— What the exercise asks —
Restate the data below word for word. Skip any images it contains.

— Material supplied —
-*-

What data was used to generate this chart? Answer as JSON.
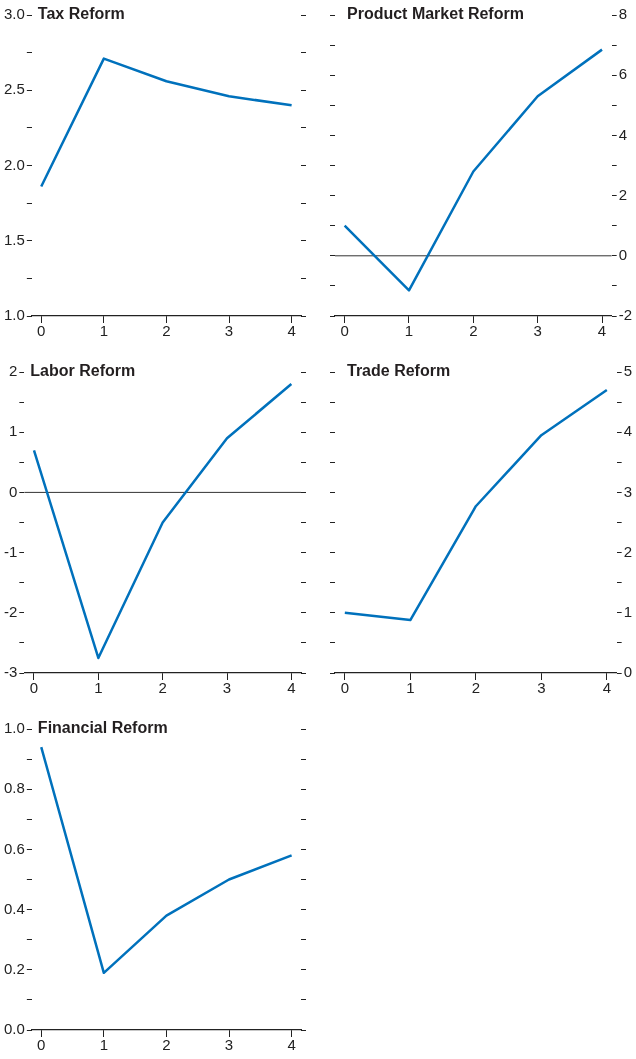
{
  "chart_data": [
    {
      "type": "line",
      "title": "Tax Reform",
      "x": [
        0,
        1,
        2,
        3,
        4
      ],
      "xlim": [
        -0.15,
        4.15
      ],
      "xticks": [
        0,
        1,
        2,
        3,
        4
      ],
      "ylim": [
        1,
        3
      ],
      "yticks": [
        {
          "value": 1,
          "label": "1.0"
        },
        {
          "value": 1.25,
          "label": null
        },
        {
          "value": 1.5,
          "label": "1.5"
        },
        {
          "value": 1.75,
          "label": null
        },
        {
          "value": 2,
          "label": "2.0"
        },
        {
          "value": 2.25,
          "label": null
        },
        {
          "value": 2.5,
          "label": "2.5"
        },
        {
          "value": 2.75,
          "label": null
        },
        {
          "value": 3,
          "label": "3.0"
        }
      ],
      "grid": false,
      "legend": false,
      "marker": "none",
      "line_style": "solid",
      "series": [
        {
          "color": "#0071bc",
          "values": [
            1.86,
            2.71,
            2.56,
            2.46,
            2.4
          ]
        }
      ]
    },
    {
      "type": "line",
      "title": "Product Market Reform",
      "x": [
        0,
        1,
        2,
        3,
        4
      ],
      "xlim": [
        -0.15,
        4.15
      ],
      "xticks": [
        0,
        1,
        2,
        3,
        4
      ],
      "y2lim": [
        -2,
        8
      ],
      "y2ticks": [
        -2,
        {
          "value": -1,
          "label": null
        },
        0,
        {
          "value": 1,
          "label": null
        },
        2,
        {
          "value": 3,
          "label": null
        },
        4,
        {
          "value": 5,
          "label": null
        },
        6,
        {
          "value": 7,
          "label": null
        },
        8
      ],
      "grid": false,
      "legend": false,
      "marker": "none",
      "line_style": "solid",
      "ref_lines": [
        {
          "axis": "y2",
          "value": 0,
          "color": "#333333"
        }
      ],
      "series": [
        {
          "color": "#0071bc",
          "axis": "y2",
          "values": [
            1.0,
            -1.15,
            2.8,
            5.3,
            6.85
          ]
        }
      ]
    },
    {
      "type": "line",
      "title": "Labor Reform",
      "x": [
        0,
        1,
        2,
        3,
        4
      ],
      "xlim": [
        -0.15,
        4.15
      ],
      "xticks": [
        0,
        1,
        2,
        3,
        4
      ],
      "ylim": [
        -3,
        2
      ],
      "yticks": [
        -3,
        {
          "value": -2.5,
          "label": null
        },
        -2,
        {
          "value": -1.5,
          "label": null
        },
        -1,
        {
          "value": -0.5,
          "label": null
        },
        0,
        {
          "value": 0.5,
          "label": null
        },
        1,
        {
          "value": 1.5,
          "label": null
        },
        2
      ],
      "grid": false,
      "legend": false,
      "marker": "none",
      "line_style": "solid",
      "ref_lines": [
        {
          "axis": "y",
          "value": 0,
          "color": "#333333"
        }
      ],
      "series": [
        {
          "color": "#0071bc",
          "values": [
            0.7,
            -2.75,
            -0.5,
            0.9,
            1.8
          ]
        }
      ]
    },
    {
      "type": "line",
      "title": "Trade Reform",
      "x": [
        0,
        1,
        2,
        3,
        4
      ],
      "xlim": [
        -0.15,
        4.15
      ],
      "xticks": [
        0,
        1,
        2,
        3,
        4
      ],
      "y2lim": [
        0,
        5
      ],
      "y2ticks": [
        0,
        {
          "value": 0.5,
          "label": null
        },
        1,
        {
          "value": 1.5,
          "label": null
        },
        2,
        {
          "value": 2.5,
          "label": null
        },
        3,
        {
          "value": 3.5,
          "label": null
        },
        4,
        {
          "value": 4.5,
          "label": null
        },
        5
      ],
      "grid": false,
      "legend": false,
      "marker": "none",
      "line_style": "solid",
      "series": [
        {
          "color": "#0071bc",
          "axis": "y2",
          "values": [
            1.0,
            0.88,
            2.77,
            3.95,
            4.7
          ]
        }
      ]
    },
    {
      "type": "line",
      "title": "Financial Reform",
      "x": [
        0,
        1,
        2,
        3,
        4
      ],
      "xlim": [
        -0.15,
        4.15
      ],
      "xticks": [
        0,
        1,
        2,
        3,
        4
      ],
      "ylim": [
        0,
        1
      ],
      "yticks": [
        {
          "value": 0,
          "label": "0.0"
        },
        {
          "value": 0.1,
          "label": null
        },
        {
          "value": 0.2,
          "label": "0.2"
        },
        {
          "value": 0.3,
          "label": null
        },
        {
          "value": 0.4,
          "label": "0.4"
        },
        {
          "value": 0.5,
          "label": null
        },
        {
          "value": 0.6,
          "label": "0.6"
        },
        {
          "value": 0.7,
          "label": null
        },
        {
          "value": 0.8,
          "label": "0.8"
        },
        {
          "value": 0.9,
          "label": null
        },
        {
          "value": 1,
          "label": "1.0"
        }
      ],
      "grid": false,
      "legend": false,
      "marker": "none",
      "line_style": "solid",
      "series": [
        {
          "color": "#0071bc",
          "values": [
            0.94,
            0.19,
            0.38,
            0.5,
            0.58
          ]
        }
      ]
    }
  ]
}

-*-

— Task solution —
What data was used to generate this chart? Answer as JSON.
{
  "chart_data": [
    {
      "type": "line",
      "title": "Tax Reform",
      "x": [
        0,
        1,
        2,
        3,
        4
      ],
      "xlim": [
        -0.15,
        4.15
      ],
      "xticks": [
        0,
        1,
        2,
        3,
        4
      ],
      "ylim": [
        1,
        3
      ],
      "yticks": [
        {
          "value": 1,
          "label": "1.0"
        },
        {
          "value": 1.25,
          "label": null
        },
        {
          "value": 1.5,
          "label": "1.5"
        },
        {
          "value": 1.75,
          "label": null
        },
        {
          "value": 2,
          "label": "2.0"
        },
        {
          "value": 2.25,
          "label": null
        },
        {
          "value": 2.5,
          "label": "2.5"
        },
        {
          "value": 2.75,
          "label": null
        },
        {
          "value": 3,
          "label": "3.0"
        }
      ],
      "grid": false,
      "legend": false,
      "marker": "none",
      "line_style": "solid",
      "series": [
        {
          "color": "#0071bc",
          "values": [
            1.86,
            2.71,
            2.56,
            2.46,
            2.4
          ]
        }
      ]
    },
    {
      "type": "line",
      "title": "Product Market Reform",
      "x": [
        0,
        1,
        2,
        3,
        4
      ],
      "xlim": [
        -0.15,
        4.15
      ],
      "xticks": [
        0,
        1,
        2,
        3,
        4
      ],
      "y2lim": [
        -2,
        8
      ],
      "y2ticks": [
        -2,
        {
          "value": -1,
          "label": null
        },
        0,
        {
          "value": 1,
          "label": null
        },
        2,
        {
          "value": 3,
          "label": null
        },
        4,
        {
          "value": 5,
          "label": null
        },
        6,
        {
          "value": 7,
          "label": null
        },
        8
      ],
      "grid": false,
      "legend": false,
      "marker": "none",
      "line_style": "solid",
      "ref_lines": [
        {
          "axis": "y2",
          "value": 0,
          "color": "#333333"
        }
      ],
      "series": [
        {
          "color": "#0071bc",
          "axis": "y2",
          "values": [
            1.0,
            -1.15,
            2.8,
            5.3,
            6.85
          ]
        }
      ]
    },
    {
      "type": "line",
      "title": "Labor Reform",
      "x": [
        0,
        1,
        2,
        3,
        4
      ],
      "xlim": [
        -0.15,
        4.15
      ],
      "xticks": [
        0,
        1,
        2,
        3,
        4
      ],
      "ylim": [
        -3,
        2
      ],
      "yticks": [
        -3,
        {
          "value": -2.5,
          "label": null
        },
        -2,
        {
          "value": -1.5,
          "label": null
        },
        -1,
        {
          "value": -0.5,
          "label": null
        },
        0,
        {
          "value": 0.5,
          "label": null
        },
        1,
        {
          "value": 1.5,
          "label": null
        },
        2
      ],
      "grid": false,
      "legend": false,
      "marker": "none",
      "line_style": "solid",
      "ref_lines": [
        {
          "axis": "y",
          "value": 0,
          "color": "#333333"
        }
      ],
      "series": [
        {
          "color": "#0071bc",
          "values": [
            0.7,
            -2.75,
            -0.5,
            0.9,
            1.8
          ]
        }
      ]
    },
    {
      "type": "line",
      "title": "Trade Reform",
      "x": [
        0,
        1,
        2,
        3,
        4
      ],
      "xlim": [
        -0.15,
        4.15
      ],
      "xticks": [
        0,
        1,
        2,
        3,
        4
      ],
      "y2lim": [
        0,
        5
      ],
      "y2ticks": [
        0,
        {
          "value": 0.5,
          "label": null
        },
        1,
        {
          "value": 1.5,
          "label": null
        },
        2,
        {
          "value": 2.5,
          "label": null
        },
        3,
        {
          "value": 3.5,
          "label": null
        },
        4,
        {
          "value": 4.5,
          "label": null
        },
        5
      ],
      "grid": false,
      "legend": false,
      "marker": "none",
      "line_style": "solid",
      "series": [
        {
          "color": "#0071bc",
          "axis": "y2",
          "values": [
            1.0,
            0.88,
            2.77,
            3.95,
            4.7
          ]
        }
      ]
    },
    {
      "type": "line",
      "title": "Financial Reform",
      "x": [
        0,
        1,
        2,
        3,
        4
      ],
      "xlim": [
        -0.15,
        4.15
      ],
      "xticks": [
        0,
        1,
        2,
        3,
        4
      ],
      "ylim": [
        0,
        1
      ],
      "yticks": [
        {
          "value": 0,
          "label": "0.0"
        },
        {
          "value": 0.1,
          "label": null
        },
        {
          "value": 0.2,
          "label": "0.2"
        },
        {
          "value": 0.3,
          "label": null
        },
        {
          "value": 0.4,
          "label": "0.4"
        },
        {
          "value": 0.5,
          "label": null
        },
        {
          "value": 0.6,
          "label": "0.6"
        },
        {
          "value": 0.7,
          "label": null
        },
        {
          "value": 0.8,
          "label": "0.8"
        },
        {
          "value": 0.9,
          "label": null
        },
        {
          "value": 1,
          "label": "1.0"
        }
      ],
      "grid": false,
      "legend": false,
      "marker": "none",
      "line_style": "solid",
      "series": [
        {
          "color": "#0071bc",
          "values": [
            0.94,
            0.19,
            0.38,
            0.5,
            0.58
          ]
        }
      ]
    }
  ]
}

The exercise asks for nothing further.